**Stated exercise**
Within the listing below, locate all lines containing the word "Name". Copy each one.
——————————
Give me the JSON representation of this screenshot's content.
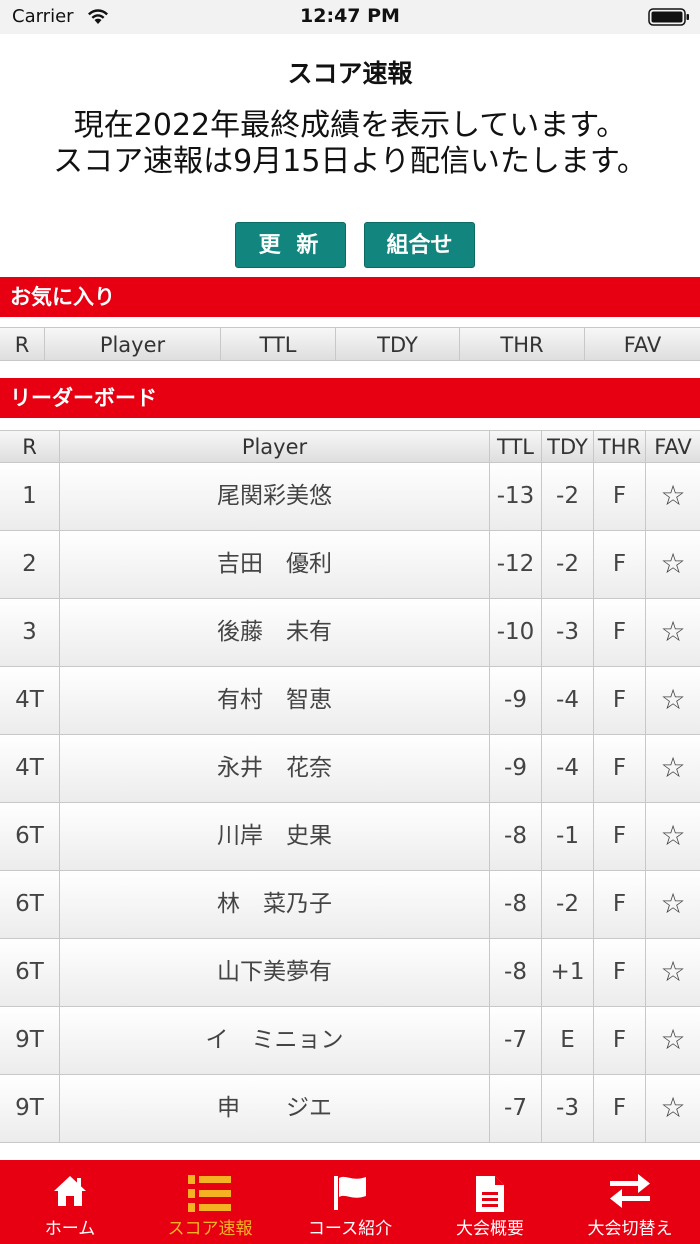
{
  "status": {
    "carrier": "Carrier",
    "time": "12:47 PM"
  },
  "header": {
    "title": "スコア速報",
    "notice_line1": "現在2022年最終成績を表示しています。",
    "notice_line2": "スコア速報は9月15日より配信いたします。"
  },
  "buttons": {
    "refresh": "更 新",
    "pairings": "組合せ"
  },
  "favorites": {
    "title": "お気に入り",
    "columns": [
      "R",
      "Player",
      "TTL",
      "TDY",
      "THR",
      "FAV"
    ]
  },
  "leaderboard": {
    "title": "リーダーボード",
    "columns": [
      "R",
      "Player",
      "TTL",
      "TDY",
      "THR",
      "FAV"
    ],
    "rows": [
      {
        "rank": "1",
        "player": "尾関彩美悠",
        "ttl": "-13",
        "tdy": "-2",
        "thr": "F",
        "fav": "☆"
      },
      {
        "rank": "2",
        "player": "吉田　優利",
        "ttl": "-12",
        "tdy": "-2",
        "thr": "F",
        "fav": "☆"
      },
      {
        "rank": "3",
        "player": "後藤　未有",
        "ttl": "-10",
        "tdy": "-3",
        "thr": "F",
        "fav": "☆"
      },
      {
        "rank": "4T",
        "player": "有村　智恵",
        "ttl": "-9",
        "tdy": "-4",
        "thr": "F",
        "fav": "☆"
      },
      {
        "rank": "4T",
        "player": "永井　花奈",
        "ttl": "-9",
        "tdy": "-4",
        "thr": "F",
        "fav": "☆"
      },
      {
        "rank": "6T",
        "player": "川岸　史果",
        "ttl": "-8",
        "tdy": "-1",
        "thr": "F",
        "fav": "☆"
      },
      {
        "rank": "6T",
        "player": "林　菜乃子",
        "ttl": "-8",
        "tdy": "-2",
        "thr": "F",
        "fav": "☆"
      },
      {
        "rank": "6T",
        "player": "山下美夢有",
        "ttl": "-8",
        "tdy": "+1",
        "thr": "F",
        "fav": "☆"
      },
      {
        "rank": "9T",
        "player": "イ　ミニョン",
        "ttl": "-7",
        "tdy": "E",
        "thr": "F",
        "fav": "☆"
      },
      {
        "rank": "9T",
        "player": "申　　ジエ",
        "ttl": "-7",
        "tdy": "-3",
        "thr": "F",
        "fav": "☆"
      }
    ]
  },
  "tabs": [
    {
      "label": "ホーム",
      "icon": "home-icon"
    },
    {
      "label": "スコア速報",
      "icon": "ranking-list-icon",
      "active": true
    },
    {
      "label": "コース紹介",
      "icon": "flag-icon"
    },
    {
      "label": "大会概要",
      "icon": "document-icon"
    },
    {
      "label": "大会切替え",
      "icon": "swap-arrows-icon"
    }
  ],
  "colors": {
    "brand_red": "#e60012",
    "button_teal": "#12857e",
    "active_tab": "#f5b324"
  }
}
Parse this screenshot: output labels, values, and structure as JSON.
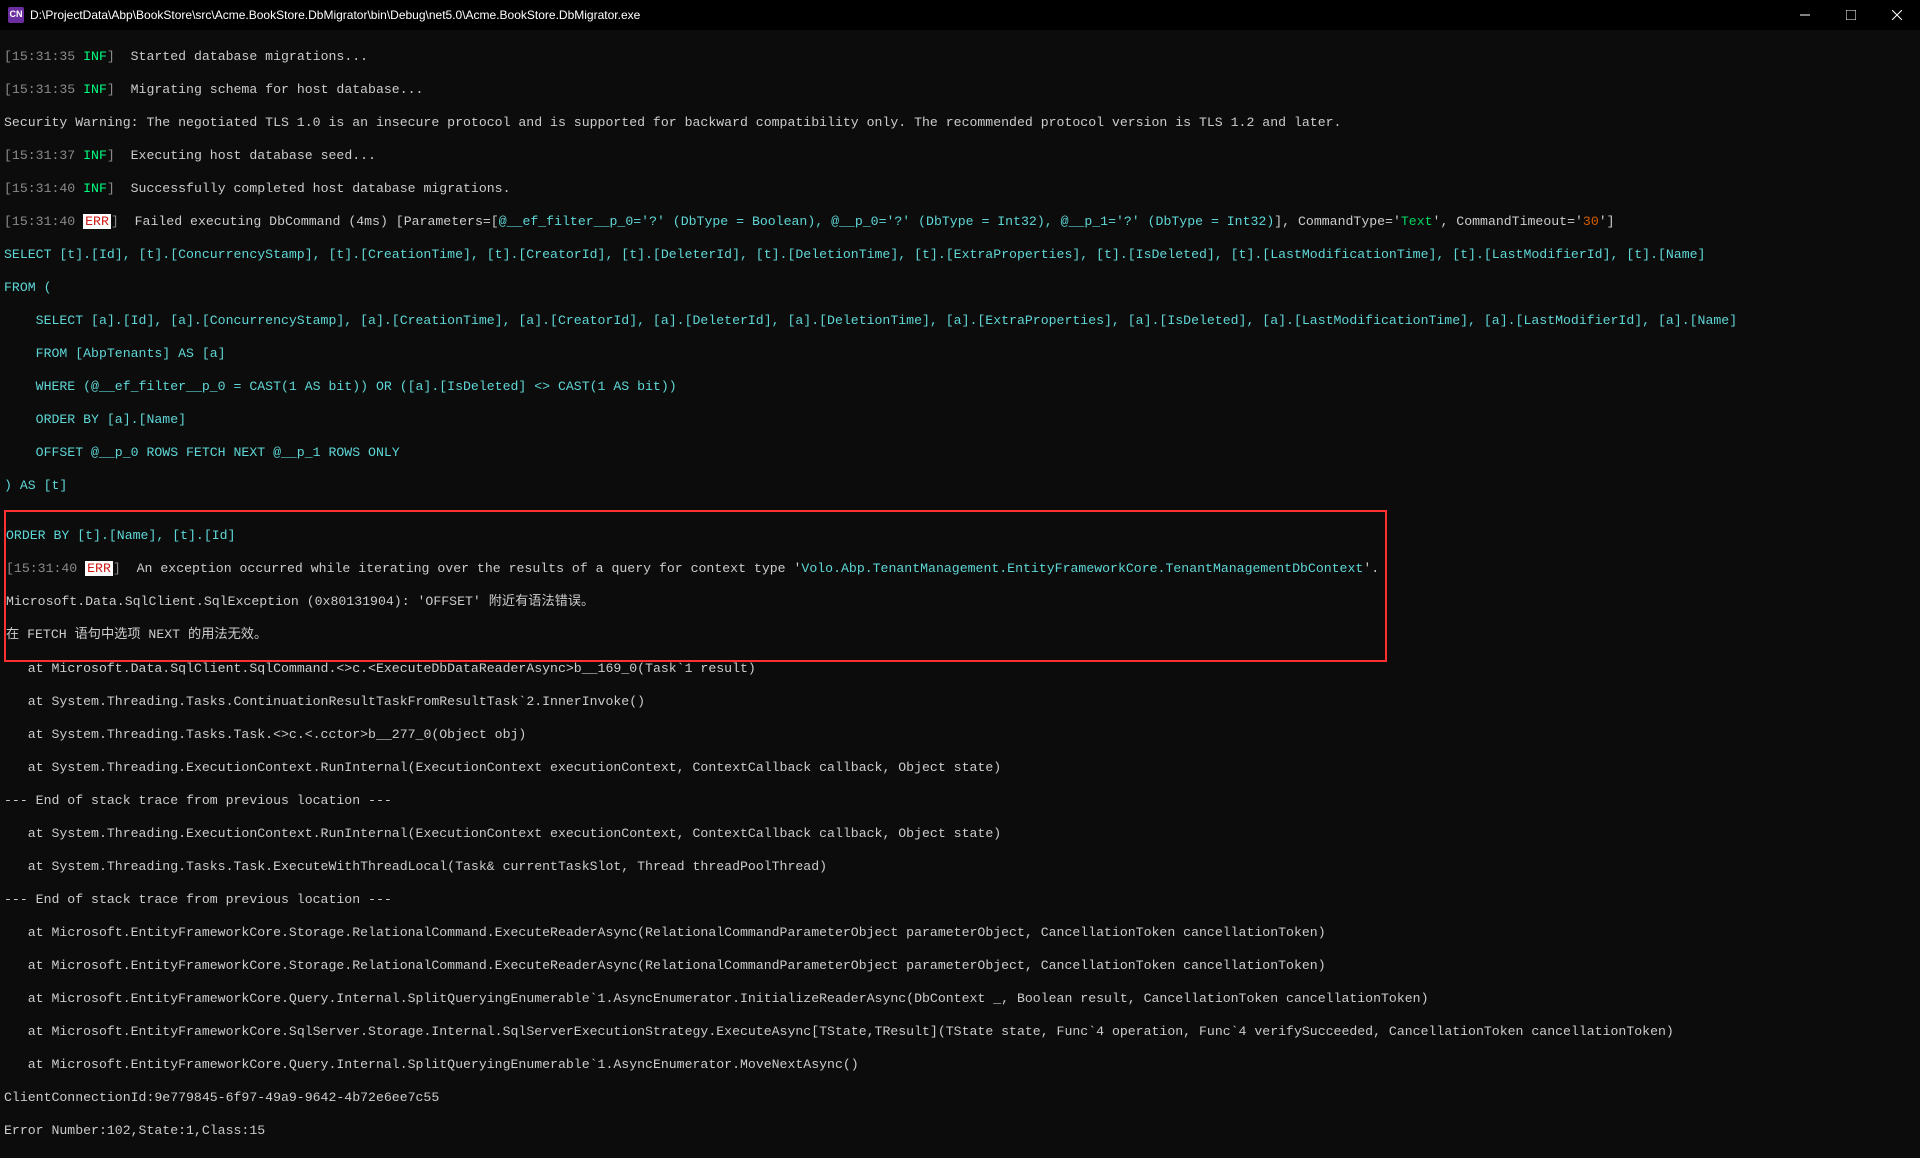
{
  "title_bar": {
    "icon_text": "CN",
    "path": "D:\\ProjectData\\Abp\\BookStore\\src\\Acme.BookStore.DbMigrator\\bin\\Debug\\net5.0\\Acme.BookStore.DbMigrator.exe"
  },
  "log": {
    "l1_ts": "[15:31:35 ",
    "l1_inf": "INF",
    "l1_cb": "]  ",
    "l1_msg": "Started database migrations...",
    "l2_ts": "[15:31:35 ",
    "l2_inf": "INF",
    "l2_cb": "]  ",
    "l2_msg": "Migrating schema for host database...",
    "l3_msg": "Security Warning: The negotiated TLS 1.0 is an insecure protocol and is supported for backward compatibility only. The recommended protocol version is TLS 1.2 and later.",
    "l4_ts": "[15:31:37 ",
    "l4_inf": "INF",
    "l4_cb": "]  ",
    "l4_msg": "Executing host database seed...",
    "l5_ts": "[15:31:40 ",
    "l5_inf": "INF",
    "l5_cb": "]  ",
    "l5_msg": "Successfully completed host database migrations.",
    "l6_ts": "[15:31:40 ",
    "l6_err": "ERR",
    "l6_cb": "]  ",
    "l6_a": "Failed executing DbCommand (",
    "l6_b": "4ms",
    "l6_c": ") [Parameters=[",
    "l6_d": "@__ef_filter__p_0='?' (DbType = Boolean), @__p_0='?' (DbType = Int32), @__p_1='?' (DbType = Int32)",
    "l6_e": "], CommandType='",
    "l6_f": "Text",
    "l6_g": "', CommandTimeout='",
    "l6_h": "30",
    "l6_i": "']",
    "sql1": "SELECT [t].[Id], [t].[ConcurrencyStamp], [t].[CreationTime], [t].[CreatorId], [t].[DeleterId], [t].[DeletionTime], [t].[ExtraProperties], [t].[IsDeleted], [t].[LastModificationTime], [t].[LastModifierId], [t].[Name]",
    "sql2": "FROM (",
    "sql3": "    SELECT [a].[Id], [a].[ConcurrencyStamp], [a].[CreationTime], [a].[CreatorId], [a].[DeleterId], [a].[DeletionTime], [a].[ExtraProperties], [a].[IsDeleted], [a].[LastModificationTime], [a].[LastModifierId], [a].[Name]",
    "sql4": "    FROM [AbpTenants] AS [a]",
    "sql5": "    WHERE (@__ef_filter__p_0 = CAST(1 AS bit)) OR ([a].[IsDeleted] <> CAST(1 AS bit))",
    "sql6": "    ORDER BY [a].[Name]",
    "sql7": "    OFFSET @__p_0 ROWS FETCH NEXT @__p_1 ROWS ONLY",
    "sql8": ") AS [t]",
    "sql9": "ORDER BY [t].[Name], [t].[Id]",
    "ex_ts": "[15:31:40 ",
    "ex_err": "ERR",
    "ex_cb": "]  ",
    "ex_a": "An exception occurred while iterating over the results of a query for con",
    "ex_b": "text type '",
    "ex_c": "Volo.Abp.TenantManagement.EntityFrameworkCore.TenantManagementDbContext",
    "ex_d": "'.",
    "ex2": "Microsoft.Data.SqlClient.SqlException (0x80131904): 'OFFSET' 附近有语法错误。",
    "ex3": "在 FETCH 语句中选项 NEXT 的用法无效。",
    "st1": "   at Microsoft.Data.SqlClient.SqlCommand.<>c.<ExecuteDbDataReaderAsync>b__169_0(Task`1 result)",
    "st2": "   at System.Threading.Tasks.ContinuationResultTaskFromResultTask`2.InnerInvoke()",
    "st3": "   at System.Threading.Tasks.Task.<>c.<.cctor>b__277_0(Object obj)",
    "st4": "   at System.Threading.ExecutionContext.RunInternal(ExecutionContext executionContext, ContextCallback callback, Object state)",
    "st5": "--- End of stack trace from previous location ---",
    "st6": "   at System.Threading.ExecutionContext.RunInternal(ExecutionContext executionContext, ContextCallback callback, Object state)",
    "st7": "   at System.Threading.Tasks.Task.ExecuteWithThreadLocal(Task& currentTaskSlot, Thread threadPoolThread)",
    "st8": "--- End of stack trace from previous location ---",
    "st9": "   at Microsoft.EntityFrameworkCore.Storage.RelationalCommand.ExecuteReaderAsync(RelationalCommandParameterObject parameterObject, CancellationToken cancellationToken)",
    "st10": "   at Microsoft.EntityFrameworkCore.Storage.RelationalCommand.ExecuteReaderAsync(RelationalCommandParameterObject parameterObject, CancellationToken cancellationToken)",
    "st11": "   at Microsoft.EntityFrameworkCore.Query.Internal.SplitQueryingEnumerable`1.AsyncEnumerator.InitializeReaderAsync(DbContext _, Boolean result, CancellationToken cancellationToken)",
    "st12": "   at Microsoft.EntityFrameworkCore.SqlServer.Storage.Internal.SqlServerExecutionStrategy.ExecuteAsync[TState,TResult](TState state, Func`4 operation, Func`4 verifySucceeded, CancellationToken cancellationToken)",
    "st13": "   at Microsoft.EntityFrameworkCore.Query.Internal.SplitQueryingEnumerable`1.AsyncEnumerator.MoveNextAsync()",
    "cc": "ClientConnectionId:9e779845-6f97-49a9-9642-4b72e6ee7c55",
    "en": "Error Number:102,State:1,Class:15"
  }
}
——————————
**Finished exercise**
    "sql1": "SELECT [t].[Id], [t].[ConcurrencyStamp], [t].[CreationTime], [t].[CreatorId], [t].[DeleterId], [t].[DeletionTime], [t].[ExtraProperties], [t].[IsDeleted], [t].[LastModificationTime], [t].[LastModifierId], [t].[Name]",
    "sql3": "    SELECT [a].[Id], [a].[ConcurrencyStamp], [a].[CreationTime], [a].[CreatorId], [a].[DeleterId], [a].[DeletionTime], [a].[ExtraProperties], [a].[IsDeleted], [a].[LastModificationTime], [a].[LastModifierId], [a].[Name]",
    "sql6": "    ORDER BY [a].[Name]",
    "sql9": "ORDER BY [t].[Name], [t].[Id]",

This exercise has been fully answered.